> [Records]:
%%
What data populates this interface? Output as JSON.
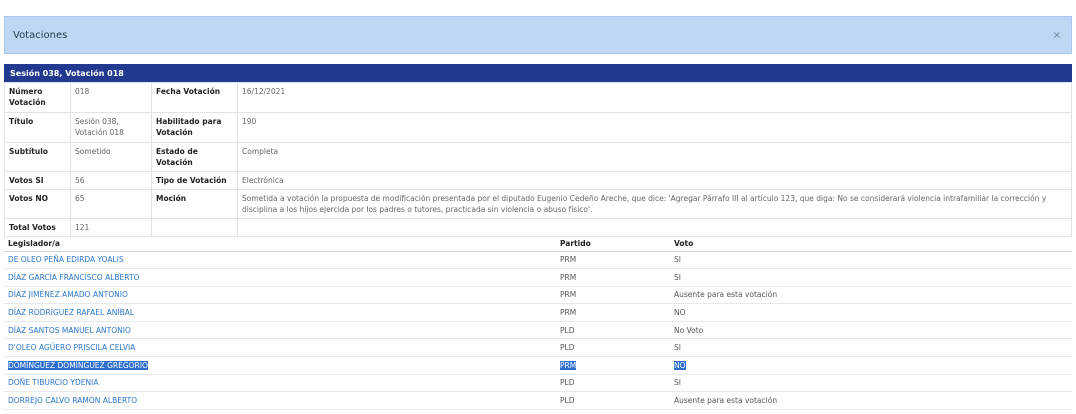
{
  "modal": {
    "title": "Votaciones",
    "close": "×"
  },
  "session_bar": "Sesión 038, Votación 018",
  "details": {
    "numero_label": "Número Votación",
    "numero_value": "018",
    "fecha_label": "Fecha Votación",
    "fecha_value": "16/12/2021",
    "titulo_label": "Título",
    "titulo_value": "Sesión 038, Votación 018",
    "habilitado_label": "Habilitado para Votación",
    "habilitado_value": "190",
    "subtitulo_label": "Subtítulo",
    "subtitulo_value": "Sometido",
    "estado_label": "Estado de Votación",
    "estado_value": "Completa",
    "votos_si_label": "Votos SI",
    "votos_si_value": "56",
    "tipo_label": "Tipo de Votación",
    "tipo_value": "Electrónica",
    "votos_no_label": "Votos NO",
    "votos_no_value": "65",
    "mocion_label": "Moción",
    "mocion_value": "Sometida a votación la propuesta de modificación presentada por el diputado Eugenio Cedeño Areche, que dice: 'Agregar Párrafo III al artículo 123, que diga: No se considerará violencia intrafamiliar la corrección y disciplina a los hijos ejercida por los padres o tutores, practicada sin violencia o abuso físico'.",
    "total_label": "Total Votos",
    "total_value": "121"
  },
  "votes_table": {
    "headers": {
      "legislador": "Legislador/a",
      "partido": "Partido",
      "voto": "Voto"
    },
    "rows": [
      {
        "name": "DE OLEO PEÑA EDIRDA YOALIS",
        "party": "PRM",
        "vote": "SI"
      },
      {
        "name": "DÍAZ GARCÍA FRANCISCO ALBERTO",
        "party": "PRM",
        "vote": "SI"
      },
      {
        "name": "DÍAZ JIMÉNEZ AMADO ANTONIO",
        "party": "PRM",
        "vote": "Ausente para esta votación"
      },
      {
        "name": "DÍAZ RODRÍGUEZ RAFAEL ANÍBAL",
        "party": "PRM",
        "vote": "NO"
      },
      {
        "name": "DÍAZ SANTOS MANUEL ANTONIO",
        "party": "PLD",
        "vote": "No Voto"
      },
      {
        "name": "D'OLEO AGÜERO PRISCILA CELVIA",
        "party": "PLD",
        "vote": "SI"
      },
      {
        "name": "DOMÍNGUEZ DOMÍNGUEZ GREGORIO",
        "party": "PRM",
        "vote": "NO"
      },
      {
        "name": "DOÑE TIBURCIO YDENIA",
        "party": "PLD",
        "vote": "SI"
      },
      {
        "name": "DORREJO CALVO RAMÓN ALBERTO",
        "party": "PLD",
        "vote": "Ausente para esta votación"
      }
    ]
  }
}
%%
> [Instructions to follow]: Repeat all the records above exactly, leaving out any pictures.

> [The solution]:
What data populates this interface? Output as JSON.
{
  "modal": {
    "title": "Votaciones",
    "close": "×"
  },
  "session_bar": "Sesión 038, Votación 018",
  "details": {
    "numero_label": "Número Votación",
    "numero_value": "018",
    "fecha_label": "Fecha Votación",
    "fecha_value": "16/12/2021",
    "titulo_label": "Título",
    "titulo_value": "Sesión 038, Votación 018",
    "habilitado_label": "Habilitado para Votación",
    "habilitado_value": "190",
    "subtitulo_label": "Subtítulo",
    "subtitulo_value": "Sometido",
    "estado_label": "Estado de Votación",
    "estado_value": "Completa",
    "votos_si_label": "Votos SI",
    "votos_si_value": "56",
    "tipo_label": "Tipo de Votación",
    "tipo_value": "Electrónica",
    "votos_no_label": "Votos NO",
    "votos_no_value": "65",
    "mocion_label": "Moción",
    "mocion_value": "Sometida a votación la propuesta de modificación presentada por el diputado Eugenio Cedeño Areche, que dice: 'Agregar Párrafo III al artículo 123, que diga: No se considerará violencia intrafamiliar la corrección y disciplina a los hijos ejercida por los padres o tutores, practicada sin violencia o abuso físico'.",
    "total_label": "Total Votos",
    "total_value": "121"
  },
  "votes_table": {
    "headers": {
      "legislador": "Legislador/a",
      "partido": "Partido",
      "voto": "Voto"
    },
    "rows": [
      {
        "name": "DE OLEO PEÑA EDIRDA YOALIS",
        "party": "PRM",
        "vote": "SI"
      },
      {
        "name": "DÍAZ GARCÍA FRANCISCO ALBERTO",
        "party": "PRM",
        "vote": "SI"
      },
      {
        "name": "DÍAZ JIMÉNEZ AMADO ANTONIO",
        "party": "PRM",
        "vote": "Ausente para esta votación"
      },
      {
        "name": "DÍAZ RODRÍGUEZ RAFAEL ANÍBAL",
        "party": "PRM",
        "vote": "NO"
      },
      {
        "name": "DÍAZ SANTOS MANUEL ANTONIO",
        "party": "PLD",
        "vote": "No Voto"
      },
      {
        "name": "D'OLEO AGÜERO PRISCILA CELVIA",
        "party": "PLD",
        "vote": "SI"
      },
      {
        "name": "DOMÍNGUEZ DOMÍNGUEZ GREGORIO",
        "party": "PRM",
        "vote": "NO"
      },
      {
        "name": "DOÑE TIBURCIO YDENIA",
        "party": "PLD",
        "vote": "SI"
      },
      {
        "name": "DORREJO CALVO RAMÓN ALBERTO",
        "party": "PLD",
        "vote": "Ausente para esta votación"
      }
    ]
  }
}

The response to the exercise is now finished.